Given instruction: Copy out all the records, word for word.

The data:
******************************

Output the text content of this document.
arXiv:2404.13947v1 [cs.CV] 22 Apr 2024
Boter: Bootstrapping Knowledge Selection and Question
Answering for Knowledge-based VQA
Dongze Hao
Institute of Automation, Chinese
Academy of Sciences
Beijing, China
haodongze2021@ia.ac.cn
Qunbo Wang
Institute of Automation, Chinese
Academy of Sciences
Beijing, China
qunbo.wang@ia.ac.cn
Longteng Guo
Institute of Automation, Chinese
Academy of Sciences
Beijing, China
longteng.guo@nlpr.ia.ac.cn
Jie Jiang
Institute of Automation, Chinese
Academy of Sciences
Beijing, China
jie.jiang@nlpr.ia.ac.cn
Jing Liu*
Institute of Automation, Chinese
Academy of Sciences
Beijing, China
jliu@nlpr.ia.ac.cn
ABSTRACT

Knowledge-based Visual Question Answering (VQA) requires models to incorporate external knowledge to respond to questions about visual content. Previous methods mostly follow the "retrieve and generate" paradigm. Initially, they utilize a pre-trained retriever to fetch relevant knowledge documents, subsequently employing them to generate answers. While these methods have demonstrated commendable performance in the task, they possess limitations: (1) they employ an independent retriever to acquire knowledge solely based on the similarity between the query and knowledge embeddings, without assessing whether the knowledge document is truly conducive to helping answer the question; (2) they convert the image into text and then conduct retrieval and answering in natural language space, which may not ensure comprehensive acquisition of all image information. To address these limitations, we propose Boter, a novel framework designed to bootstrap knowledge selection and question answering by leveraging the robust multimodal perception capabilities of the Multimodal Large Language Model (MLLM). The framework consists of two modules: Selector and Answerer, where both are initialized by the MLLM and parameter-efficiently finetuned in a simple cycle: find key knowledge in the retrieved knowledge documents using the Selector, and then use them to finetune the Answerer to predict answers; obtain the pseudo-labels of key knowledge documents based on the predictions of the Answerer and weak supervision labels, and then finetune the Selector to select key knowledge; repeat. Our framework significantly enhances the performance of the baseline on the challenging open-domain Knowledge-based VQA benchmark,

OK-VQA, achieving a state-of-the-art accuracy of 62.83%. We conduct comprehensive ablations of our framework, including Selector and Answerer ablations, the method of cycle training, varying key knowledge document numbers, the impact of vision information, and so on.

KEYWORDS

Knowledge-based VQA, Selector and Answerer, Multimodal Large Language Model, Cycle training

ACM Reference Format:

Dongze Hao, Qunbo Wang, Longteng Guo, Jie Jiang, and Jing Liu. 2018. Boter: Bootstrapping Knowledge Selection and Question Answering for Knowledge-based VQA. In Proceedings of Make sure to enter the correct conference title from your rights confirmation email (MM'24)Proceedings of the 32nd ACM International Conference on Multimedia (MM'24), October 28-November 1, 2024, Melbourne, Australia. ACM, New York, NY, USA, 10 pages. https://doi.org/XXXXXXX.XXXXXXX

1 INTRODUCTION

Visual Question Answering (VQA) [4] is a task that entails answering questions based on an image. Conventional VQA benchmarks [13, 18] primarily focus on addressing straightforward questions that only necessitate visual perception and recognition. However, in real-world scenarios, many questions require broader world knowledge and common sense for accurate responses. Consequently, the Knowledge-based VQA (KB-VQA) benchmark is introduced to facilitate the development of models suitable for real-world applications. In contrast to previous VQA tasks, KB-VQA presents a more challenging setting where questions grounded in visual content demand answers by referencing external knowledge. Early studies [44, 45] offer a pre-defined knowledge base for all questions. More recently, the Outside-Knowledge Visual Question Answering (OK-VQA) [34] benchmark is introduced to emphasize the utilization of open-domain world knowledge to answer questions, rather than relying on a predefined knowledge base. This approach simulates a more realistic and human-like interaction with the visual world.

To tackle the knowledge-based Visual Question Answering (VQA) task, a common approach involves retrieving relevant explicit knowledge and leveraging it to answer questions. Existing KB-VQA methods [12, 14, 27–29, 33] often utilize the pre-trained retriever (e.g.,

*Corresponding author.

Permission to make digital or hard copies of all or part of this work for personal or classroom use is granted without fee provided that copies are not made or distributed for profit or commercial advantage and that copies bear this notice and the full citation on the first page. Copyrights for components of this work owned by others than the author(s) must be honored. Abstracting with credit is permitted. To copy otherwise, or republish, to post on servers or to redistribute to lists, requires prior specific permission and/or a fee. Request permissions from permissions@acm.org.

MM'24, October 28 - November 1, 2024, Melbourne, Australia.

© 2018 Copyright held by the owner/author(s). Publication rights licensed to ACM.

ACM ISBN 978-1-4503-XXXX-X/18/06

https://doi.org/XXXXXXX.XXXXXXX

******************************

The reply:
Output the text content of this document.
arXiv:2404.13947v1 [cs.CV] 22 Apr 2024
Boter: Bootstrapping Knowledge Selection and Question
Answering for Knowledge-based VQA
Dongze Hao
Institute of Automation, Chinese
Academy of Sciences
Beijing, China
haodongze2021@ia.ac.cn
Qunbo Wang
Institute of Automation, Chinese
Academy of Sciences
Beijing, China
qunbo.wang@ia.ac.cn
Longteng Guo
Institute of Automation, Chinese
Academy of Sciences
Beijing, China
longteng.guo@nlpr.ia.ac.cn
Jie Jiang
Institute of Automation, Chinese
Academy of Sciences
Beijing, China
jie.jiang@nlpr.ia.ac.cn
Jing Liu*
Institute of Automation, Chinese
Academy of Sciences
Beijing, China
jliu@nlpr.ia.ac.cn
ABSTRACT

Knowledge-based Visual Question Answering (VQA) requires models to incorporate external knowledge to respond to questions about visual content. Previous methods mostly follow the "retrieve and generate" paradigm. Initially, they utilize a pre-trained retriever to fetch relevant knowledge documents, subsequently employing them to generate answers. While these methods have demonstrated commendable performance in the task, they possess limitations: (1) they employ an independent retriever to acquire knowledge solely based on the similarity between the query and knowledge embeddings, without assessing whether the knowledge document is truly conducive to helping answer the question; (2) they convert the image into text and then conduct retrieval and answering in natural language space, which may not ensure comprehensive acquisition of all image information. To address these limitations, we propose Boter, a novel framework designed to bootstrap knowledge selection and question answering by leveraging the robust multimodal perception capabilities of the Multimodal Large Language Model (MLLM). The framework consists of two modules: Selector and Answerer, where both are initialized by the MLLM and parameter-efficiently finetuned in a simple cycle: find key knowledge in the retrieved knowledge documents using the Selector, and then use them to finetune the Answerer to predict answers; obtain the pseudo-labels of key knowledge documents based on the predictions of the Answerer and weak supervision labels, and then finetune the Selector to select key knowledge; repeat. Our framework significantly enhances the performance of the baseline on the challenging open-domain Knowledge-based VQA benchmark,

OK-VQA, achieving a state-of-the-art accuracy of 62.83%. We conduct comprehensive ablations of our framework, including Selector and Answerer ablations, the method of cycle training, varying key knowledge document numbers, the impact of vision information, and so on.

KEYWORDS

Knowledge-based VQA, Selector and Answerer, Multimodal Large Language Model, Cycle training

ACM Reference Format:

Dongze Hao, Qunbo Wang, Longteng Guo, Jie Jiang, and Jing Liu. 2018. Boter: Bootstrapping Knowledge Selection and Question Answering for Knowledge-based VQA. In Proceedings of Make sure to enter the correct conference title from your rights confirmation email (MM'24)Proceedings of the 32nd ACM International Conference on Multimedia (MM'24), October 28-November 1, 2024, Melbourne, Australia. ACM, New York, NY, USA, 10 pages. https://doi.org/XXXXXXX.XXXXXXX

1 INTRODUCTION

Visual Question Answering (VQA) [4] is a task that entails answering questions based on an image. Conventional VQA benchmarks [13, 18] primarily focus on addressing straightforward questions that only necessitate visual perception and recognition. However, in real-world scenarios, many questions require broader world knowledge and common sense for accurate responses. Consequently, the Knowledge-based VQA (KB-VQA) benchmark is introduced to facilitate the development of models suitable for real-world applications. In contrast to previous VQA tasks, KB-VQA presents a more challenging setting where questions grounded in visual content demand answers by referencing external knowledge. Early studies [44, 45] offer a pre-defined knowledge base for all questions. More recently, the Outside-Knowledge Visual Question Answering (OK-VQA) [34] benchmark is introduced to emphasize the utilization of open-domain world knowledge to answer questions, rather than relying on a predefined knowledge base. This approach simulates a more realistic and human-like interaction with the visual world.

To tackle the knowledge-based Visual Question Answering (VQA) task, a common approach involves retrieving relevant explicit knowledge and leveraging it to answer questions. Existing KB-VQA methods [12, 14, 27–29, 33] often utilize the pre-trained retriever (e.g.,

*Corresponding author.

Permission to make digital or hard copies of all or part of this work for personal or classroom use is granted without fee provided that copies are not made or distributed for profit or commercial advantage and that copies bear this notice and the full citation on the first page. Copyrights for components of this work owned by others than the author(s) must be honored. Abstracting with credit is permitted. To copy otherwise, or republish, to post on servers or to redistribute to lists, requires prior specific permission and/or a fee. Request permissions from permissions@acm.org.

MM'24, October 28 - November 1, 2024, Melbourne, Australia.

© 2018 Copyright held by the owner/author(s). Publication rights licensed to ACM.

ACM ISBN 978-1-4503-XXXX-X/18/06

https://doi.org/XXXXXXX.XXXXXXX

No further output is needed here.